PROBLEM DESCRIPTION >> Gather all lines with the word "Umsatzrendite" in them.

— START —

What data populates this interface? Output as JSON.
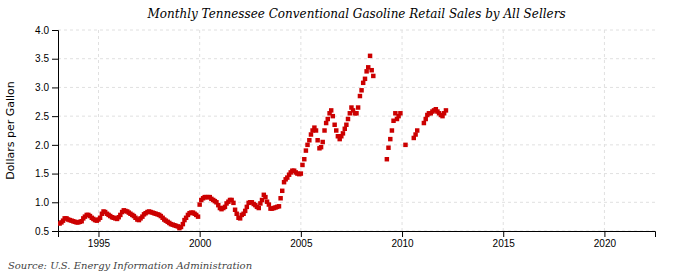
{
  "chart_data": {
    "type": "scatter",
    "title": "Monthly Tennessee Conventional Gasoline Retail Sales by All Sellers",
    "y_label": "Dollars per Gallon",
    "annotations": [
      "Source: U.S. Energy Information Administration"
    ],
    "color": "#cc0000",
    "marker": "square",
    "grid": true,
    "xlim": [
      1993.0,
      2022.5
    ],
    "ylim": [
      0.5,
      4.0
    ],
    "xticks": [
      1995,
      2000,
      2005,
      2010,
      2015,
      2020
    ],
    "yticks": [
      0.5,
      {
        "value": 1.0,
        "label": "1.0"
      },
      1.5,
      {
        "value": 2.0,
        "label": "2.0"
      },
      2.5,
      {
        "value": 3.0,
        "label": "3.0"
      },
      3.5,
      {
        "value": 4.0,
        "label": "4.0"
      }
    ],
    "x": [
      1993.08,
      1993.17,
      1993.25,
      1993.33,
      1993.42,
      1993.5,
      1993.58,
      1993.67,
      1993.75,
      1993.83,
      1993.92,
      1994.0,
      1994.08,
      1994.17,
      1994.25,
      1994.33,
      1994.42,
      1994.5,
      1994.58,
      1994.67,
      1994.75,
      1994.83,
      1994.92,
      1995.0,
      1995.08,
      1995.17,
      1995.25,
      1995.33,
      1995.42,
      1995.5,
      1995.58,
      1995.67,
      1995.75,
      1995.83,
      1995.92,
      1996.0,
      1996.08,
      1996.17,
      1996.25,
      1996.33,
      1996.42,
      1996.5,
      1996.58,
      1996.67,
      1996.75,
      1996.83,
      1996.92,
      1997.0,
      1997.08,
      1997.17,
      1997.25,
      1997.33,
      1997.42,
      1997.5,
      1997.58,
      1997.67,
      1997.75,
      1997.83,
      1997.92,
      1998.0,
      1998.08,
      1998.17,
      1998.25,
      1998.33,
      1998.42,
      1998.5,
      1998.58,
      1998.67,
      1998.75,
      1998.83,
      1998.92,
      1999.0,
      1999.08,
      1999.17,
      1999.25,
      1999.33,
      1999.42,
      1999.5,
      1999.58,
      1999.67,
      1999.75,
      1999.83,
      1999.92,
      2000.0,
      2000.08,
      2000.17,
      2000.25,
      2000.33,
      2000.42,
      2000.5,
      2000.58,
      2000.67,
      2000.75,
      2000.83,
      2000.92,
      2001.0,
      2001.08,
      2001.17,
      2001.25,
      2001.33,
      2001.42,
      2001.5,
      2001.58,
      2001.67,
      2001.75,
      2001.83,
      2001.92,
      2002.0,
      2002.08,
      2002.17,
      2002.25,
      2002.33,
      2002.42,
      2002.5,
      2002.58,
      2002.67,
      2002.75,
      2002.83,
      2002.92,
      2003.0,
      2003.08,
      2003.17,
      2003.25,
      2003.33,
      2003.42,
      2003.5,
      2003.58,
      2003.67,
      2003.75,
      2003.83,
      2003.92,
      2004.0,
      2004.08,
      2004.17,
      2004.25,
      2004.33,
      2004.42,
      2004.5,
      2004.58,
      2004.67,
      2004.75,
      2004.83,
      2004.92,
      2005.0,
      2005.08,
      2005.17,
      2005.25,
      2005.33,
      2005.42,
      2005.5,
      2005.58,
      2005.67,
      2005.75,
      2005.83,
      2005.92,
      2006.0,
      2006.08,
      2006.17,
      2006.25,
      2006.33,
      2006.42,
      2006.5,
      2006.58,
      2006.67,
      2006.75,
      2006.83,
      2006.92,
      2007.0,
      2007.08,
      2007.17,
      2007.25,
      2007.33,
      2007.42,
      2007.5,
      2007.58,
      2007.67,
      2007.75,
      2007.83,
      2007.92,
      2008.0,
      2008.08,
      2008.17,
      2008.25,
      2008.33,
      2008.42,
      2008.5,
      2008.58,
      2009.25,
      2009.33,
      2009.42,
      2009.5,
      2009.58,
      2009.67,
      2009.75,
      2009.83,
      2009.92,
      2010.17,
      2010.58,
      2010.67,
      2010.75,
      2011.08,
      2011.17,
      2011.25,
      2011.33,
      2011.42,
      2011.5,
      2011.58,
      2011.67,
      2011.75,
      2011.83,
      2011.92,
      2012.0,
      2012.08,
      2012.17
    ],
    "values": [
      0.63,
      0.65,
      0.68,
      0.72,
      0.72,
      0.7,
      0.69,
      0.68,
      0.67,
      0.66,
      0.65,
      0.65,
      0.66,
      0.67,
      0.72,
      0.75,
      0.78,
      0.78,
      0.76,
      0.73,
      0.71,
      0.69,
      0.68,
      0.7,
      0.73,
      0.8,
      0.84,
      0.83,
      0.8,
      0.78,
      0.76,
      0.74,
      0.73,
      0.72,
      0.71,
      0.74,
      0.78,
      0.83,
      0.86,
      0.85,
      0.84,
      0.82,
      0.8,
      0.78,
      0.76,
      0.73,
      0.7,
      0.69,
      0.72,
      0.75,
      0.79,
      0.81,
      0.83,
      0.84,
      0.83,
      0.82,
      0.81,
      0.8,
      0.79,
      0.78,
      0.76,
      0.73,
      0.7,
      0.68,
      0.66,
      0.64,
      0.62,
      0.61,
      0.6,
      0.59,
      0.58,
      0.55,
      0.57,
      0.62,
      0.69,
      0.73,
      0.78,
      0.81,
      0.82,
      0.82,
      0.8,
      0.78,
      0.75,
      0.96,
      1.04,
      1.07,
      1.09,
      1.09,
      1.09,
      1.09,
      1.06,
      1.04,
      1.02,
      1.0,
      0.95,
      0.9,
      0.88,
      0.9,
      0.92,
      0.98,
      1.01,
      1.04,
      1.04,
      0.99,
      0.87,
      0.8,
      0.73,
      0.72,
      0.78,
      0.8,
      0.85,
      0.92,
      0.99,
      1.0,
      1.0,
      0.97,
      0.95,
      0.92,
      0.9,
      0.98,
      1.04,
      1.13,
      1.09,
      1.01,
      0.96,
      0.89,
      0.89,
      0.9,
      0.91,
      0.92,
      0.93,
      1.07,
      1.2,
      1.35,
      1.4,
      1.43,
      1.48,
      1.52,
      1.55,
      1.55,
      1.52,
      1.5,
      1.49,
      1.5,
      1.65,
      1.75,
      1.9,
      2.0,
      2.08,
      2.18,
      2.25,
      2.3,
      2.25,
      2.08,
      1.94,
      1.96,
      2.05,
      2.25,
      2.38,
      2.45,
      2.55,
      2.6,
      2.5,
      2.35,
      2.25,
      2.15,
      2.1,
      2.15,
      2.2,
      2.28,
      2.35,
      2.45,
      2.55,
      2.65,
      2.6,
      2.55,
      2.55,
      2.65,
      2.85,
      2.95,
      3.08,
      3.15,
      3.28,
      3.35,
      3.55,
      3.3,
      3.2,
      1.75,
      1.95,
      2.1,
      2.25,
      2.42,
      2.55,
      2.45,
      2.5,
      2.55,
      2.0,
      2.12,
      2.18,
      2.25,
      2.38,
      2.45,
      2.52,
      2.55,
      2.55,
      2.58,
      2.6,
      2.62,
      2.58,
      2.55,
      2.52,
      2.5,
      2.55,
      2.6
    ]
  }
}
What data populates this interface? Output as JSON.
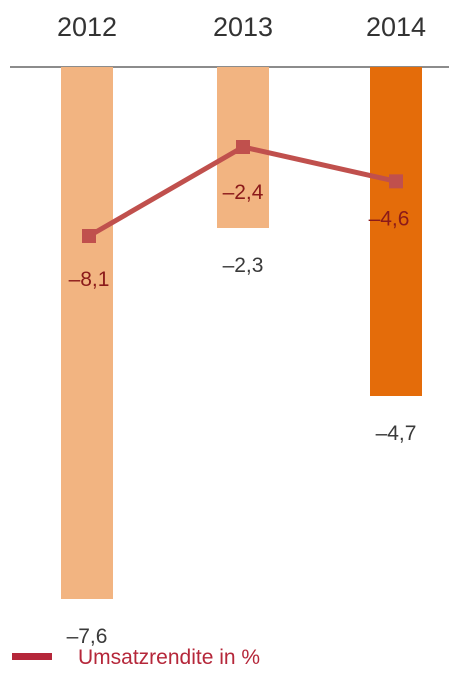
{
  "chart_data": {
    "type": "bar",
    "categories": [
      "2012",
      "2013",
      "2014"
    ],
    "bars": {
      "values": [
        -7.6,
        -2.3,
        -4.7
      ],
      "labels": [
        "–7,6",
        "–2,3",
        "–4,7"
      ],
      "colors": [
        "#f2b481",
        "#f2b481",
        "#e46c0a"
      ]
    },
    "line_series": {
      "name": "Umsatzrendite in %",
      "values": [
        -8.1,
        -2.4,
        -4.6
      ],
      "labels": [
        "–8,1",
        "–2,4",
        "–4,6"
      ],
      "color": "#c0504d",
      "marker": "square"
    },
    "legend": {
      "position": "bottom-left",
      "color": "#b5273a",
      "label": "Umsatzrendite in %"
    },
    "x_axis_position": "top",
    "grid": false
  }
}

— END —

TASK OUTPUT >>
      "name": "Umsatzrendite in %",
      "label": "Umsatzrendite in %"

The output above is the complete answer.